▶ **Stored data entries**:
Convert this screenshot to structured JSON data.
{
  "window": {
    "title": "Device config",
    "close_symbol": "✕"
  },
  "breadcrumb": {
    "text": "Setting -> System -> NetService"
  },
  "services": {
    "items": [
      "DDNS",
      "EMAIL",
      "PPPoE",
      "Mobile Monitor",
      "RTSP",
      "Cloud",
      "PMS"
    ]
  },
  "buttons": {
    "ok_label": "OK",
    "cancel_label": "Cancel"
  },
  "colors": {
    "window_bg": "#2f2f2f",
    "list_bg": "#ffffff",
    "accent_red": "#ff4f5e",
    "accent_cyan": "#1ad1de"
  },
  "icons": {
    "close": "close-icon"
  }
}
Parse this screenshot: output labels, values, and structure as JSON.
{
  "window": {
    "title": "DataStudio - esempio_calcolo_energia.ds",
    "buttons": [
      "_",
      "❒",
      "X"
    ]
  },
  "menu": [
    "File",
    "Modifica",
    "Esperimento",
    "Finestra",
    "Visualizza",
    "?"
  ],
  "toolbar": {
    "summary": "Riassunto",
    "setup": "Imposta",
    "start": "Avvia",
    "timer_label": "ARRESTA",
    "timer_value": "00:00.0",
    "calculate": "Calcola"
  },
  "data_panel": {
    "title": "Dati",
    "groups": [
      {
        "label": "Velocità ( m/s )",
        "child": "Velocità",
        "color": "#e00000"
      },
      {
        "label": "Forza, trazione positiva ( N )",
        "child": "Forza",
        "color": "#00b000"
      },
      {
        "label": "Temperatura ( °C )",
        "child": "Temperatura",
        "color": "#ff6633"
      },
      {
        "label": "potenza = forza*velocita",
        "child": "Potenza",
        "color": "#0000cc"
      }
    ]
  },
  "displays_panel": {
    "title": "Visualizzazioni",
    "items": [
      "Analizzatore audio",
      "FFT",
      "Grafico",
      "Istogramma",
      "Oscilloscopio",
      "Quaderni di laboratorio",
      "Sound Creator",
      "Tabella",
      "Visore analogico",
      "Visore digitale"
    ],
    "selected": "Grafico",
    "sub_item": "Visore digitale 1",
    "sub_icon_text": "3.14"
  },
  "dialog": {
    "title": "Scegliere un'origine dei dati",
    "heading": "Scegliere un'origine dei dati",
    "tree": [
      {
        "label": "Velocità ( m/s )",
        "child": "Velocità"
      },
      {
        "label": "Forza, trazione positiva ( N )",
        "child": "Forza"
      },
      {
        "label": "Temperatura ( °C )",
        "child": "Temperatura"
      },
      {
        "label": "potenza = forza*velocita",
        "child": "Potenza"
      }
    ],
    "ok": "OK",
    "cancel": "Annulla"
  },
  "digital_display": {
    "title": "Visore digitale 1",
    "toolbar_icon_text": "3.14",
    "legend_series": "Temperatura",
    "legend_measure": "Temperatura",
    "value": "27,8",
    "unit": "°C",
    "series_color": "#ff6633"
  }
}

▶ **Your instructions**:
Restate each record word for word.

▶ **The output**:
Convert this screenshot to structured JSON data.
{
  "window": {
    "title": "Device config",
    "close_symbol": "✕"
  },
  "breadcrumb": {
    "text": "Setting -> System -> NetService"
  },
  "services": {
    "items": [
      "DDNS",
      "EMAIL",
      "PPPoE",
      "Mobile Monitor",
      "RTSP",
      "Cloud",
      "PMS"
    ]
  },
  "buttons": {
    "ok_label": "OK",
    "cancel_label": "Cancel"
  },
  "colors": {
    "window_bg": "#2f2f2f",
    "list_bg": "#ffffff",
    "accent_red": "#ff4f5e",
    "accent_cyan": "#1ad1de"
  },
  "icons": {
    "close": "close-icon"
  }
}
Parse this screenshot: output labels, values, and structure as JSON.
{
  "window": {
    "title": "DataStudio - esempio_calcolo_energia.ds",
    "buttons": [
      "_",
      "❒",
      "X"
    ]
  },
  "menu": [
    "File",
    "Modifica",
    "Esperimento",
    "Finestra",
    "Visualizza",
    "?"
  ],
  "toolbar": {
    "summary": "Riassunto",
    "setup": "Imposta",
    "start": "Avvia",
    "timer_label": "ARRESTA",
    "timer_value": "00:00.0",
    "calculate": "Calcola"
  },
  "data_panel": {
    "title": "Dati",
    "groups": [
      {
        "label": "Velocità ( m/s )",
        "child": "Velocità",
        "color": "#e00000"
      },
      {
        "label": "Forza, trazione positiva ( N )",
        "child": "Forza",
        "color": "#00b000"
      },
      {
        "label": "Temperatura ( °C )",
        "child": "Temperatura",
        "color": "#ff6633"
      },
      {
        "label": "potenza = forza*velocita",
        "child": "Potenza",
        "color": "#0000cc"
      }
    ]
  },
  "displays_panel": {
    "title": "Visualizzazioni",
    "items": [
      "Analizzatore audio",
      "FFT",
      "Grafico",
      "Istogramma",
      "Oscilloscopio",
      "Quaderni di laboratorio",
      "Sound Creator",
      "Tabella",
      "Visore analogico",
      "Visore digitale"
    ],
    "selected": "Grafico",
    "sub_item": "Visore digitale 1",
    "sub_icon_text": "3.14"
  },
  "dialog": {
    "title": "Scegliere un'origine dei dati",
    "heading": "Scegliere un'origine dei dati",
    "tree": [
      {
        "label": "Velocità ( m/s )",
        "child": "Velocità"
      },
      {
        "label": "Forza, trazione positiva ( N )",
        "child": "Forza"
      },
      {
        "label": "Temperatura ( °C )",
        "child": "Temperatura"
      },
      {
        "label": "potenza = forza*velocita",
        "child": "Potenza"
      }
    ],
    "ok": "OK",
    "cancel": "Annulla"
  },
  "digital_display": {
    "title": "Visore digitale 1",
    "toolbar_icon_text": "3.14",
    "legend_series": "Temperatura",
    "legend_measure": "Temperatura",
    "value": "27,8",
    "unit": "°C",
    "series_color": "#ff6633"
  }
}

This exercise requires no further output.